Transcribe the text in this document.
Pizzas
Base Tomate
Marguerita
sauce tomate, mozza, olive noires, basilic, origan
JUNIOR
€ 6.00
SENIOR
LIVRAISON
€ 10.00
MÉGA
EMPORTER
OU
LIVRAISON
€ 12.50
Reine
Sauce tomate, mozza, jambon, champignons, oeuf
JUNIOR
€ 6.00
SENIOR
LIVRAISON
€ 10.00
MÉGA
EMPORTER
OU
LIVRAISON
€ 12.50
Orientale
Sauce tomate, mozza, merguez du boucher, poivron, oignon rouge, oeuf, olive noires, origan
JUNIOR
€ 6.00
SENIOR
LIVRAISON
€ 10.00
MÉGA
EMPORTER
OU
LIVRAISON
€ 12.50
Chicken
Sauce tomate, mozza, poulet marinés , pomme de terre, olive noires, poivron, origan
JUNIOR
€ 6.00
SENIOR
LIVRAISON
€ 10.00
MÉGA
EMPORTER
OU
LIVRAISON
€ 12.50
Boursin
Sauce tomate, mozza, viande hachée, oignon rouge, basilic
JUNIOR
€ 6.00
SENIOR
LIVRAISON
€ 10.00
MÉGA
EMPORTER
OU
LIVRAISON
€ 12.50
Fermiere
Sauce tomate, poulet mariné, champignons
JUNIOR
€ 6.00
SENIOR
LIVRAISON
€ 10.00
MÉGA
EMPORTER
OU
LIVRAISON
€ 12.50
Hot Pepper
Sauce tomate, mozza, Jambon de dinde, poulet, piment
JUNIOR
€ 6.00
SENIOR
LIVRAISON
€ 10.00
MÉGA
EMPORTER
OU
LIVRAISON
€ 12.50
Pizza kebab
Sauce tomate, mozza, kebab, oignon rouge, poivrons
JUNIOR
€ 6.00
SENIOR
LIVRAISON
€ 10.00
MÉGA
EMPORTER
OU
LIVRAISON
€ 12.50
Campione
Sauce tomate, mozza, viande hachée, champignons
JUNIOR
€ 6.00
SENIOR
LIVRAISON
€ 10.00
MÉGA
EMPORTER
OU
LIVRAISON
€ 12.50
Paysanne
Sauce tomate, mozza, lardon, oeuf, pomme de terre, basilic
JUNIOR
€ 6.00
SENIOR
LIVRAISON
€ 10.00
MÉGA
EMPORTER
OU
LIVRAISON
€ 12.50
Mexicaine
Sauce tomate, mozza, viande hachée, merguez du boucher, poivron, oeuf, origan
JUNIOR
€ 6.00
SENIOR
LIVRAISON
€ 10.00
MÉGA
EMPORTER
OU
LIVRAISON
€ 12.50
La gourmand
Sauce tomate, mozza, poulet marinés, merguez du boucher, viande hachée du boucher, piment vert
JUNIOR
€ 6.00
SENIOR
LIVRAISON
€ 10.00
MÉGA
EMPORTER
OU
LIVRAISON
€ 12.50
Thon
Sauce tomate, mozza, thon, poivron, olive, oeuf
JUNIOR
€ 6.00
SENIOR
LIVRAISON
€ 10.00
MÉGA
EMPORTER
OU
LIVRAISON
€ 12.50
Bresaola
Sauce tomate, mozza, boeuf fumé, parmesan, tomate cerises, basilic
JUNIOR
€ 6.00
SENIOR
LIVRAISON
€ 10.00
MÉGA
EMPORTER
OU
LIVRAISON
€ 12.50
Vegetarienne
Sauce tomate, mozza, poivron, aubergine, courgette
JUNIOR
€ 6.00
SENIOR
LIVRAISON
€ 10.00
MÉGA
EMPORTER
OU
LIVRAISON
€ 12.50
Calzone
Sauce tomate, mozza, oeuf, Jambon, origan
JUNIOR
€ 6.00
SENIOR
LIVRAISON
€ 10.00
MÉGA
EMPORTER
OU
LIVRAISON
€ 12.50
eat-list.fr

**OBJECTIVE:** Gather all lines from the listing above in which "viande" occurs.

**PROBLEM SOLUTION:**
Sauce tomate, mozza, viande hachée, oignon rouge, basilic
Sauce tomate, mozza, viande hachée, champignons
Sauce tomate, mozza, viande hachée, merguez du boucher, poivron, oeuf, origan
Sauce tomate, mozza, poulet marinés, merguez du boucher, viande hachée du boucher, piment vert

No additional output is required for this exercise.